▶ **Task statement**: Repeat every record below exactly, but leave out any pictures.

Source data
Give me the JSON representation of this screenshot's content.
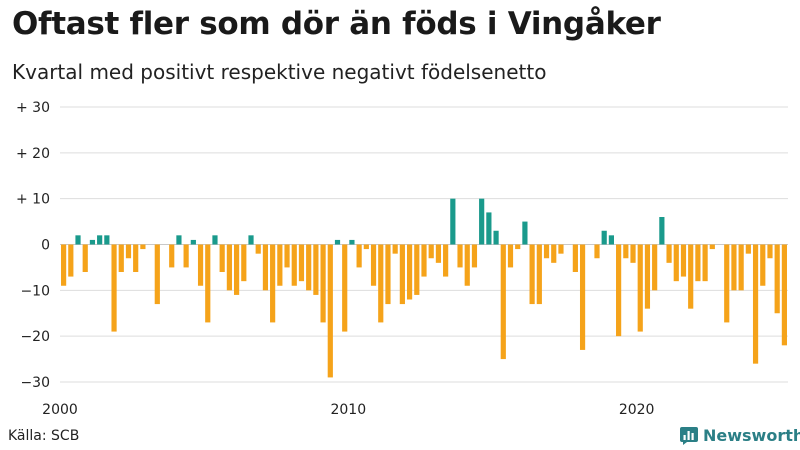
{
  "header": {
    "title": "Oftast fler som dör än föds i Vingåker",
    "subtitle": "Kvartal med positivt respektive negativt födelsenetto"
  },
  "footer": {
    "source": "Källa: SCB",
    "brand": "Newsworthy"
  },
  "colors": {
    "positive": "#1a9a8c",
    "negative": "#f5a31a",
    "grid": "#dddddd",
    "brand": "#2b7f86"
  },
  "chart_data": {
    "type": "bar",
    "title": "Oftast fler som dör än föds i Vingåker",
    "subtitle": "Kvartal med positivt respektive negativt födelsenetto",
    "xlabel": "",
    "ylabel": "",
    "ylim": [
      -30,
      30
    ],
    "yticks": [
      {
        "value": 30,
        "label": "+ 30"
      },
      {
        "value": 20,
        "label": "+ 20"
      },
      {
        "value": 10,
        "label": "+ 10"
      },
      {
        "value": 0,
        "label": "0"
      },
      {
        "value": -10,
        "label": "−10"
      },
      {
        "value": -20,
        "label": "−20"
      },
      {
        "value": -30,
        "label": "−30"
      }
    ],
    "xticks": [
      {
        "value": 2000,
        "label": "2000"
      },
      {
        "value": 2010,
        "label": "2010"
      },
      {
        "value": 2020,
        "label": "2020"
      }
    ],
    "start_year": 2000,
    "quarters_per_year": 4,
    "grid": true,
    "values": [
      -9,
      -7,
      2,
      -6,
      1,
      2,
      2,
      -19,
      -6,
      -3,
      -6,
      -1,
      0,
      -13,
      0,
      -5,
      2,
      -5,
      1,
      -9,
      -17,
      2,
      -6,
      -10,
      -11,
      -8,
      2,
      -2,
      -10,
      -17,
      -9,
      -5,
      -9,
      -8,
      -10,
      -11,
      -17,
      -29,
      1,
      -19,
      1,
      -5,
      -1,
      -9,
      -17,
      -13,
      -2,
      -13,
      -12,
      -11,
      -7,
      -3,
      -4,
      -7,
      10,
      -5,
      -9,
      -5,
      10,
      7,
      3,
      -25,
      -5,
      -1,
      5,
      -13,
      -13,
      -3,
      -4,
      -2,
      0,
      -6,
      -23,
      0,
      -3,
      3,
      2,
      -20,
      -3,
      -4,
      -19,
      -14,
      -10,
      6,
      -4,
      -8,
      -7,
      -14,
      -8,
      -8,
      -1,
      0,
      -17,
      -10,
      -10,
      -2,
      -26,
      -9,
      -3,
      -15,
      -22
    ]
  }
}
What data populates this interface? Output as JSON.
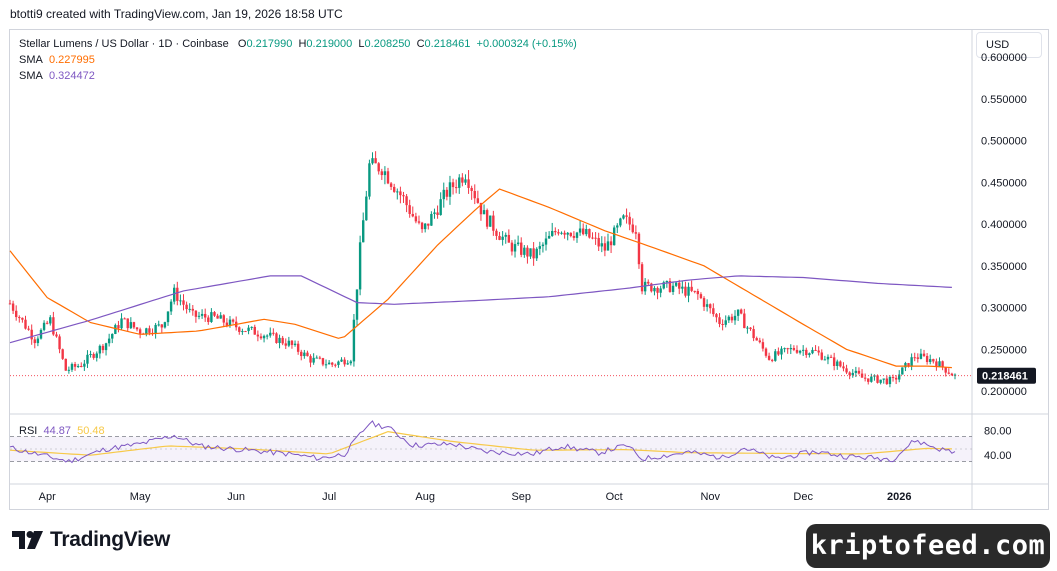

▶ **Output of the exercise**:
Give me the JSON representation of this screenshot's content.
{
  "header": {
    "title": "Oftast fler som dör än föds i Vingåker",
    "subtitle": "Kvartal med positivt respektive negativt födelsenetto"
  },
  "footer": {
    "source": "Källa: SCB",
    "brand": "Newsworthy"
  },
  "colors": {
    "positive": "#1a9a8c",
    "negative": "#f5a31a",
    "grid": "#dddddd",
    "brand": "#2b7f86"
  },
  "chart_data": {
    "type": "bar",
    "title": "Oftast fler som dör än föds i Vingåker",
    "subtitle": "Kvartal med positivt respektive negativt födelsenetto",
    "xlabel": "",
    "ylabel": "",
    "ylim": [
      -30,
      30
    ],
    "yticks": [
      {
        "value": 30,
        "label": "+ 30"
      },
      {
        "value": 20,
        "label": "+ 20"
      },
      {
        "value": 10,
        "label": "+ 10"
      },
      {
        "value": 0,
        "label": "0"
      },
      {
        "value": -10,
        "label": "−10"
      },
      {
        "value": -20,
        "label": "−20"
      },
      {
        "value": -30,
        "label": "−30"
      }
    ],
    "xticks": [
      {
        "value": 2000,
        "label": "2000"
      },
      {
        "value": 2010,
        "label": "2010"
      },
      {
        "value": 2020,
        "label": "2020"
      }
    ],
    "start_year": 2000,
    "quarters_per_year": 4,
    "grid": true,
    "values": [
      -9,
      -7,
      2,
      -6,
      1,
      2,
      2,
      -19,
      -6,
      -3,
      -6,
      -1,
      0,
      -13,
      0,
      -5,
      2,
      -5,
      1,
      -9,
      -17,
      2,
      -6,
      -10,
      -11,
      -8,
      2,
      -2,
      -10,
      -17,
      -9,
      -5,
      -9,
      -8,
      -10,
      -11,
      -17,
      -29,
      1,
      -19,
      1,
      -5,
      -1,
      -9,
      -17,
      -13,
      -2,
      -13,
      -12,
      -11,
      -7,
      -3,
      -4,
      -7,
      10,
      -5,
      -9,
      -5,
      10,
      7,
      3,
      -25,
      -5,
      -1,
      5,
      -13,
      -13,
      -3,
      -4,
      -2,
      0,
      -6,
      -23,
      0,
      -3,
      3,
      2,
      -20,
      -3,
      -4,
      -19,
      -14,
      -10,
      6,
      -4,
      -8,
      -7,
      -14,
      -8,
      -8,
      -1,
      0,
      -17,
      -10,
      -10,
      -2,
      -26,
      -9,
      -3,
      -15,
      -22
    ]
  }
}
What data populates this interface? Output as JSON.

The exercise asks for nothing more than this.